* [ENTRIES SHOWN]
— Start —

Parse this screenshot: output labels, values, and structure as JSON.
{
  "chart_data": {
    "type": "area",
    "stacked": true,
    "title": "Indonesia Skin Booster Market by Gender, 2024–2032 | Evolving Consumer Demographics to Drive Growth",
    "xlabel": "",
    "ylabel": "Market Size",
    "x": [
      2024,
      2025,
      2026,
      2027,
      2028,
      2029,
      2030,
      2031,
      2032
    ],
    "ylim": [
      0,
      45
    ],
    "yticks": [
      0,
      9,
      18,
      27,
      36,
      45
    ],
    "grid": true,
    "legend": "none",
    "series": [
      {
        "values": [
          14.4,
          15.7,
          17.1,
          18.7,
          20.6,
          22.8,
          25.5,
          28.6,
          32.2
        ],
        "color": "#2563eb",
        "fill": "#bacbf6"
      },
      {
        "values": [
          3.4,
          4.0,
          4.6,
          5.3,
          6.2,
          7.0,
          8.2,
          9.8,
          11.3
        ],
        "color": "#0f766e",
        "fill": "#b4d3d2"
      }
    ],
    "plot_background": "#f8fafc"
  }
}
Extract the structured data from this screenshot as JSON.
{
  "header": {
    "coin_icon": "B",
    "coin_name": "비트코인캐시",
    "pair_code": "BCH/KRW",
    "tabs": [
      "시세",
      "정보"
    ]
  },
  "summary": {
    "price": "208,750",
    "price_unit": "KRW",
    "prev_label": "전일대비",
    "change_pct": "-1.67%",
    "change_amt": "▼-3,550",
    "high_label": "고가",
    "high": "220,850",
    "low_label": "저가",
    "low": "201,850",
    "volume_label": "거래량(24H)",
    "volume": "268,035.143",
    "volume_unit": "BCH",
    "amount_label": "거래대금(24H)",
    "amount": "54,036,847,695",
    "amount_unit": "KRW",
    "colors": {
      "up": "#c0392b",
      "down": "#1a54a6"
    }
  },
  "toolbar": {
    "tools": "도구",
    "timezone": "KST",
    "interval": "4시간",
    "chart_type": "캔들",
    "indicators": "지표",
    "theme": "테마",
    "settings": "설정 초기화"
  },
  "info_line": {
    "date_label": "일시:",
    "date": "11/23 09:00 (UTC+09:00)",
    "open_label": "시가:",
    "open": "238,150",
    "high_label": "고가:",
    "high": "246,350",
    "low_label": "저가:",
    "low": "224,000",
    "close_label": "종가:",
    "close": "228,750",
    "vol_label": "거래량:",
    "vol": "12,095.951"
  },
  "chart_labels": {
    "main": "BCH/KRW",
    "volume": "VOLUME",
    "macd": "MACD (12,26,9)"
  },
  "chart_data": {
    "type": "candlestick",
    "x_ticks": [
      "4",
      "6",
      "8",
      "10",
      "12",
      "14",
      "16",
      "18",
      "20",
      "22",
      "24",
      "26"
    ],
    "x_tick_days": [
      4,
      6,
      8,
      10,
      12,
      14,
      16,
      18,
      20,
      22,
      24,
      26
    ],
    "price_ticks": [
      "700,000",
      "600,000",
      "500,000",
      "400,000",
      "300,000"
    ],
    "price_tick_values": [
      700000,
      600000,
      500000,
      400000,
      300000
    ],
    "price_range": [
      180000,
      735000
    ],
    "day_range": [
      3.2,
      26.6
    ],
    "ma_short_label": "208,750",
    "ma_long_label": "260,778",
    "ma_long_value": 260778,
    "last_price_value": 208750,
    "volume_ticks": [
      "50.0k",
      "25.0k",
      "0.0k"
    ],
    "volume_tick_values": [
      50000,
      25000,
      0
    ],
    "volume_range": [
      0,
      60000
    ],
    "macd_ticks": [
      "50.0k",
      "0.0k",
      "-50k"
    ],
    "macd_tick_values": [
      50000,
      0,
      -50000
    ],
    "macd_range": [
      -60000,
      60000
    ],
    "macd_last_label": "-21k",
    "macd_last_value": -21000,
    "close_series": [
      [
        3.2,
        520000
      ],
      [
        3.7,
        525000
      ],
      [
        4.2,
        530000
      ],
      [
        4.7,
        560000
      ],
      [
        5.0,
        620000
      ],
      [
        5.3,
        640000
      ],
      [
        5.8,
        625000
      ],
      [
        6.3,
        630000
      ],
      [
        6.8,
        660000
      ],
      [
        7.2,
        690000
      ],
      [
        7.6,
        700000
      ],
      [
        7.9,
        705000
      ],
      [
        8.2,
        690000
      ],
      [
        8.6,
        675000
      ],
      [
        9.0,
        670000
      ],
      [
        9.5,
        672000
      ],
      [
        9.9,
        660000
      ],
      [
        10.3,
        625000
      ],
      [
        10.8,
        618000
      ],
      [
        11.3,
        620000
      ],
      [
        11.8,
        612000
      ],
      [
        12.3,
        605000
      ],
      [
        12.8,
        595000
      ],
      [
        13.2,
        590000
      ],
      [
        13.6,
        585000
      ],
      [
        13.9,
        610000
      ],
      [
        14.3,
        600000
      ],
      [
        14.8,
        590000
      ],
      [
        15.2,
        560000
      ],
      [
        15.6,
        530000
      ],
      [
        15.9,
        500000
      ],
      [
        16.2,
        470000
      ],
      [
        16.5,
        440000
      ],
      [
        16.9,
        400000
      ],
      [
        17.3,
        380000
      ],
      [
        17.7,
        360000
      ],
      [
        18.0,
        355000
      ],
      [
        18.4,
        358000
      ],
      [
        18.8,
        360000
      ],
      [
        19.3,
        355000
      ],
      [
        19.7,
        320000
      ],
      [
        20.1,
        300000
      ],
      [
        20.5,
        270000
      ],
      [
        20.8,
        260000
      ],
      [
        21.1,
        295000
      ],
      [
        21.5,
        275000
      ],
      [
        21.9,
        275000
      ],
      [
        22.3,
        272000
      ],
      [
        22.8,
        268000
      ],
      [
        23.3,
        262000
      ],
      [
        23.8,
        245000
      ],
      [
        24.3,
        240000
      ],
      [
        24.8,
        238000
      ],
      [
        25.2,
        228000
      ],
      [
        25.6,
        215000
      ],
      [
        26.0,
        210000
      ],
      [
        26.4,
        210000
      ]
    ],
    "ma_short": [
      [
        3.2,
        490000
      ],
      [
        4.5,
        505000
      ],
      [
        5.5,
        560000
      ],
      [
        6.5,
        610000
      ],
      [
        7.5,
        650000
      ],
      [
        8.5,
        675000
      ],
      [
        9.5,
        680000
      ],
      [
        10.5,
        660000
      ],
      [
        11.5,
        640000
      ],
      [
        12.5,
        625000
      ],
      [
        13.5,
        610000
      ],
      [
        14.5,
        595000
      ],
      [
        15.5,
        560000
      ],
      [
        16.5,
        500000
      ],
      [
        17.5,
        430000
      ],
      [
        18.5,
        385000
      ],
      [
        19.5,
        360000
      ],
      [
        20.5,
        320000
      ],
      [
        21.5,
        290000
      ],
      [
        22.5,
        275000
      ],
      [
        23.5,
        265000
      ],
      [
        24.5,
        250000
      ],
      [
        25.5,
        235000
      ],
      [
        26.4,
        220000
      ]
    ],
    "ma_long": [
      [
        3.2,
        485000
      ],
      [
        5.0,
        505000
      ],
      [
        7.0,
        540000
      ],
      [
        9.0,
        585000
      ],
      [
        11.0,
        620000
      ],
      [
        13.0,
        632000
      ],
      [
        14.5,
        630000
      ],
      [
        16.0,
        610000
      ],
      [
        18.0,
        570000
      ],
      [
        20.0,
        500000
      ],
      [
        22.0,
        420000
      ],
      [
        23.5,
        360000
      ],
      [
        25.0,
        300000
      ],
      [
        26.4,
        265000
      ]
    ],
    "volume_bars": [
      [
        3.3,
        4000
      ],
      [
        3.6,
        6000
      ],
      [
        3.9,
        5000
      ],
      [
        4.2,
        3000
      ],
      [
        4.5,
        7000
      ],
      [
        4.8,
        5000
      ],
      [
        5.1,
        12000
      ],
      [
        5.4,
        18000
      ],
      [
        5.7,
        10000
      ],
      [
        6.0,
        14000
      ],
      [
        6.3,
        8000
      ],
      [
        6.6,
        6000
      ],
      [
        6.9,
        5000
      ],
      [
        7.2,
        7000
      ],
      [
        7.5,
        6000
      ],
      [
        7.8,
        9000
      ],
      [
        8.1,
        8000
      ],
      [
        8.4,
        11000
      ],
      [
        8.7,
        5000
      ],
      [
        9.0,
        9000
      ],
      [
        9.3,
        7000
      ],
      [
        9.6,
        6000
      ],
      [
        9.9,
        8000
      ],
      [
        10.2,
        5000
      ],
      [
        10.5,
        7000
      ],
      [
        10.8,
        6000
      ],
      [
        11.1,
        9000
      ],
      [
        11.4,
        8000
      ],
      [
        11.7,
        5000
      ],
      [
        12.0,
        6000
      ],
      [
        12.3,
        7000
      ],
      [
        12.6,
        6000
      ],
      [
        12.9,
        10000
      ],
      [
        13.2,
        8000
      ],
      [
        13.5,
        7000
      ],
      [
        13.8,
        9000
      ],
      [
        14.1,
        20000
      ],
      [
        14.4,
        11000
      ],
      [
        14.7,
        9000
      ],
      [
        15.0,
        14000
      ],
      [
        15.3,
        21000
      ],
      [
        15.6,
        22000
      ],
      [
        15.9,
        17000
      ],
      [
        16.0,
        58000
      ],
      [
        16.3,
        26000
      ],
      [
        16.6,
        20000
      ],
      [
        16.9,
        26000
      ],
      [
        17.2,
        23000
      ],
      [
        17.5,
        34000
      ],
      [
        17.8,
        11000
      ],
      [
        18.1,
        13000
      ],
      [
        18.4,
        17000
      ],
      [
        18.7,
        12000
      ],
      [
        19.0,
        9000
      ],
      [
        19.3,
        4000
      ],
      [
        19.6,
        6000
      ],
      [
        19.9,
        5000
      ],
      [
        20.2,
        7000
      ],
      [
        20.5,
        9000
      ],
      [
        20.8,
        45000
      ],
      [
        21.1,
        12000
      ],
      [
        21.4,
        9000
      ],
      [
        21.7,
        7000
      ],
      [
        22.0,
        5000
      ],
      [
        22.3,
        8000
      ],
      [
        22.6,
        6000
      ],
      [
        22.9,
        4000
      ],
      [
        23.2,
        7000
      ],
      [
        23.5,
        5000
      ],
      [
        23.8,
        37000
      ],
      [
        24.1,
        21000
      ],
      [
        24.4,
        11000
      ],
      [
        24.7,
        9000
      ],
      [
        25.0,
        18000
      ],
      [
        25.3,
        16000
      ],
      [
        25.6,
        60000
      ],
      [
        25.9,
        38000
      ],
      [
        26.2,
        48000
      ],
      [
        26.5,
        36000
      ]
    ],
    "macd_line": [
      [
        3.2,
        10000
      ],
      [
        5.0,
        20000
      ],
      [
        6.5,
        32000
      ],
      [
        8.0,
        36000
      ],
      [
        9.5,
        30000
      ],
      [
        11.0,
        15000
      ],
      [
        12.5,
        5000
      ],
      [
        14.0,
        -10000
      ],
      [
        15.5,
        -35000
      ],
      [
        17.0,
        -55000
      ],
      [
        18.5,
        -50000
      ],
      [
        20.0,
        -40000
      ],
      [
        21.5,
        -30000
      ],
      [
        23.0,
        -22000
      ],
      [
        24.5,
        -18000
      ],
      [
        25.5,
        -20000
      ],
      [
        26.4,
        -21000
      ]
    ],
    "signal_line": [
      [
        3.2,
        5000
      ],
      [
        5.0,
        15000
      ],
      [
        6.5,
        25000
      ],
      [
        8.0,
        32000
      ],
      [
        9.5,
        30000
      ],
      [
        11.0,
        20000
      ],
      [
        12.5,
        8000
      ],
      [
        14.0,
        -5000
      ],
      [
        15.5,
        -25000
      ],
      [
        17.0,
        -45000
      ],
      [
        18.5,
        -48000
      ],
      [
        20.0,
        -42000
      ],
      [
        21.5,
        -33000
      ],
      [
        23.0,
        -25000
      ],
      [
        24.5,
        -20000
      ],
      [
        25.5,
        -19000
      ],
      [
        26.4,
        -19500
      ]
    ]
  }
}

— End —

Say the number of lines in the records above that include the string "Market", and no more.

* [FINISHED ANSWER] 2